**Problem:** Each line in the entries below that holds the string "provided" is to be listed.

----

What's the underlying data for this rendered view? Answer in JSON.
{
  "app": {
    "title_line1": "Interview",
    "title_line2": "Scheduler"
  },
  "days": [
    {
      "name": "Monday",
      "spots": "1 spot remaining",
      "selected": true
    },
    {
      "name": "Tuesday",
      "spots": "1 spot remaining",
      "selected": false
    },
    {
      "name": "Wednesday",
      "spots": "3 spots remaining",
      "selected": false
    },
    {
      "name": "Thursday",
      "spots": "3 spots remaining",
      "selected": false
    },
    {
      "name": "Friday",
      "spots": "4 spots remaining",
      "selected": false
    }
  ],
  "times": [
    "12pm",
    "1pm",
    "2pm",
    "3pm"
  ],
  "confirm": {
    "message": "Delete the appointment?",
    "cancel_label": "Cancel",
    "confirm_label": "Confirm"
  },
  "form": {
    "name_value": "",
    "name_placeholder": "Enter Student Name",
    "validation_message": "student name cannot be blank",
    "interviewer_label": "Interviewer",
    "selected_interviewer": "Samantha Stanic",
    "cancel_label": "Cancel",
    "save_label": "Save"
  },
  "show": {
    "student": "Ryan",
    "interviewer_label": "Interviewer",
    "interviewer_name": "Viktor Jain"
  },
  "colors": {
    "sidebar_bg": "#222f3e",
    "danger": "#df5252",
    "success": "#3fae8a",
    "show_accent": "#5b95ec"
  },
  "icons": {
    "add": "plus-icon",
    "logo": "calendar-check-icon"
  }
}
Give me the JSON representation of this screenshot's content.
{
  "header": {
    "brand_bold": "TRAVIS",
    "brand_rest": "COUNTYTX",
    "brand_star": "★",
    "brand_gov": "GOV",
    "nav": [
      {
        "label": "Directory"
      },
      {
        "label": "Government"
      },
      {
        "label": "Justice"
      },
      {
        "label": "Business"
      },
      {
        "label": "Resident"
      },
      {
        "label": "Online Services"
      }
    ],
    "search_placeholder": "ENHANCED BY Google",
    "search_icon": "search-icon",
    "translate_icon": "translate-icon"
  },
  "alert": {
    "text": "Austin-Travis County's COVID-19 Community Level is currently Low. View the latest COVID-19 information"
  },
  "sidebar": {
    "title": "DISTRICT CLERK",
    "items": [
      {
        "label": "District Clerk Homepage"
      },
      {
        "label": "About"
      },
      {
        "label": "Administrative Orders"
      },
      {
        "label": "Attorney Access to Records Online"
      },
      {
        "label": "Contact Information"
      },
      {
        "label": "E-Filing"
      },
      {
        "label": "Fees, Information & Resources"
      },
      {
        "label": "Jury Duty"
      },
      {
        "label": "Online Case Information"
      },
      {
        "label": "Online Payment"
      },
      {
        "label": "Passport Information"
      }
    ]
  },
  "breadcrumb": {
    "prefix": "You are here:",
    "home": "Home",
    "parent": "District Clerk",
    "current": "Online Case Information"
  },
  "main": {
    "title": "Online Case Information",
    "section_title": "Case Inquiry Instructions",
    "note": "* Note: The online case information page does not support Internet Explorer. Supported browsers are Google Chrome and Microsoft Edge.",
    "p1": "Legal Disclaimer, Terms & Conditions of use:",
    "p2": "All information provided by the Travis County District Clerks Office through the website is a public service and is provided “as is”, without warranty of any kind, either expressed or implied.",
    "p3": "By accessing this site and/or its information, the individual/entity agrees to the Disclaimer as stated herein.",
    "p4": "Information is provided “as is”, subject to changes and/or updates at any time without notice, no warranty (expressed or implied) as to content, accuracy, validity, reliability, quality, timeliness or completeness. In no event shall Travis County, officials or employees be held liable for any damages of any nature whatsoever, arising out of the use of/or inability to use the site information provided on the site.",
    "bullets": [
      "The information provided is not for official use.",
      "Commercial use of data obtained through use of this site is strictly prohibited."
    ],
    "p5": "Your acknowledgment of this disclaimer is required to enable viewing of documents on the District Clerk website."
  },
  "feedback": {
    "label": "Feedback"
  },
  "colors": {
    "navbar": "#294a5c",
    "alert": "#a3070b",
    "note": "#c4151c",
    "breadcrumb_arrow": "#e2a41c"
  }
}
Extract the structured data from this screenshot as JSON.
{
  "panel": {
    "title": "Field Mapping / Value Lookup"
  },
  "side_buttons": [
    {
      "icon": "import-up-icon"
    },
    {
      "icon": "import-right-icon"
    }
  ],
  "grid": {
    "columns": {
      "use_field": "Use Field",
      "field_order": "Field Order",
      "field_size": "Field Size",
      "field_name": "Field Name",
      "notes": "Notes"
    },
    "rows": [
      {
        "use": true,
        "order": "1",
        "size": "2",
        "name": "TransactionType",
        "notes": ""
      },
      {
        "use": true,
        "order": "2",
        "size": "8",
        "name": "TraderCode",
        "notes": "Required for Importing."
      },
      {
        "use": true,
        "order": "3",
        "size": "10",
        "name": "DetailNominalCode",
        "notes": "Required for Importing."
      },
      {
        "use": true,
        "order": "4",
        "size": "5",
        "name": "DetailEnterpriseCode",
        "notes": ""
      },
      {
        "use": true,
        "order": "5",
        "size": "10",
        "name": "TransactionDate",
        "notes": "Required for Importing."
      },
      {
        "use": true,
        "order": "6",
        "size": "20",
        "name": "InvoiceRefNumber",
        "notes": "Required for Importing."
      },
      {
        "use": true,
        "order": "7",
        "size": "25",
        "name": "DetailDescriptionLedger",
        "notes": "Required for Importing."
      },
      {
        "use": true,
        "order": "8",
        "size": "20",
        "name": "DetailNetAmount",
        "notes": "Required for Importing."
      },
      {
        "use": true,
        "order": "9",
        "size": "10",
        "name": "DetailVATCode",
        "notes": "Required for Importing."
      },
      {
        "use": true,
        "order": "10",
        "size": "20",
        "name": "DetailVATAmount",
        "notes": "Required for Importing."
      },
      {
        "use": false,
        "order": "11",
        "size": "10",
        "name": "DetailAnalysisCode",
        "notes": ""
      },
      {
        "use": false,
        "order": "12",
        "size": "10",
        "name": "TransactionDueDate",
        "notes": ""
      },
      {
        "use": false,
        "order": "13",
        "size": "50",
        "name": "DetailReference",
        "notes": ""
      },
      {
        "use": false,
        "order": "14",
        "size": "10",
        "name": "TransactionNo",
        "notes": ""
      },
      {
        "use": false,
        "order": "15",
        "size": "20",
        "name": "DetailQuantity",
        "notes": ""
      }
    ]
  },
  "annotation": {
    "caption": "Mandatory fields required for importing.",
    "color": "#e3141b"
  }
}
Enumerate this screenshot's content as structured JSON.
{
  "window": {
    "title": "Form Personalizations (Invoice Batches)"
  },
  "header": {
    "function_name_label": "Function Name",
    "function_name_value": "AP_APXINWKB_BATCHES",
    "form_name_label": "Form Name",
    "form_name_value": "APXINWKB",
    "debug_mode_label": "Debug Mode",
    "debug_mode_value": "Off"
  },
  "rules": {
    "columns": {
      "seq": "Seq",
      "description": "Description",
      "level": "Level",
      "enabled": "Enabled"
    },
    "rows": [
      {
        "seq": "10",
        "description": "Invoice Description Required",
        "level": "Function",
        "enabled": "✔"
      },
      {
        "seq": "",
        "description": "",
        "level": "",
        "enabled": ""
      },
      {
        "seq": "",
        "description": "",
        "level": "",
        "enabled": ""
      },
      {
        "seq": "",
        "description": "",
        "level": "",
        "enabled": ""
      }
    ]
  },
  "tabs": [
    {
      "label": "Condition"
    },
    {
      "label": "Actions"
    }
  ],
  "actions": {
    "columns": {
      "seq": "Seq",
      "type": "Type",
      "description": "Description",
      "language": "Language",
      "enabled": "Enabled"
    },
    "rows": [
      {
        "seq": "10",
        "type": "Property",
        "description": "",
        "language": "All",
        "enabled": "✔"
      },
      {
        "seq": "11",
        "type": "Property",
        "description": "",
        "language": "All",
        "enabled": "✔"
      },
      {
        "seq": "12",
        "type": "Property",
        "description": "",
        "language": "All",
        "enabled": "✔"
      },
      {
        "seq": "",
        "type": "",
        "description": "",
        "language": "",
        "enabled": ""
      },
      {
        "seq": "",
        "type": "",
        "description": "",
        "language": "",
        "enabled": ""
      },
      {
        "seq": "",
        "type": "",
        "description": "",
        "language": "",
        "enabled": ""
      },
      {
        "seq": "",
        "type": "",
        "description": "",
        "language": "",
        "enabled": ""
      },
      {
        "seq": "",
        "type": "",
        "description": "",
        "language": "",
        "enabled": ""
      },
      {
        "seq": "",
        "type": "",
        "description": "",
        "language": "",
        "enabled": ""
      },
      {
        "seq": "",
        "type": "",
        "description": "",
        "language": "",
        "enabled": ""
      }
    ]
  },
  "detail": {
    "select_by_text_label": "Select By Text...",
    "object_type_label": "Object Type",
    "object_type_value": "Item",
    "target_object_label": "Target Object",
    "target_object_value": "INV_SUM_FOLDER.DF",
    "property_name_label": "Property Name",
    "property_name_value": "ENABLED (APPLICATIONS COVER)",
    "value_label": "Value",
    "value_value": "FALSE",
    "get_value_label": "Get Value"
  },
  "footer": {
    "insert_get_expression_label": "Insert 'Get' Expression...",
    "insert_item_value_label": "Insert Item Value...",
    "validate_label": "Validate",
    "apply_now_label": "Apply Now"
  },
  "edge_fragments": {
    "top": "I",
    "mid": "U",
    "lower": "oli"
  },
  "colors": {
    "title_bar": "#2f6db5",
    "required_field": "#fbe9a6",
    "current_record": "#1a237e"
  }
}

----

**Output for this task:**
    "p2": "All information provided by the Travis County District Clerks Office through the website is a public service and is provided “as is”, without warranty of any kind, either expressed or implied.",
    "p4": "Information is provided “as is”, subject to changes and/or updates at any time without notice, no warranty (expressed or implied) as to content, accuracy, validity, reliability, quality, timeliness or completeness. In no event shall Travis County, officials or employees be held liable for any damages of any nature whatsoever, arising out of the use of/or inability to use the site information provided on the site.",
      "The information provided is not for official use.",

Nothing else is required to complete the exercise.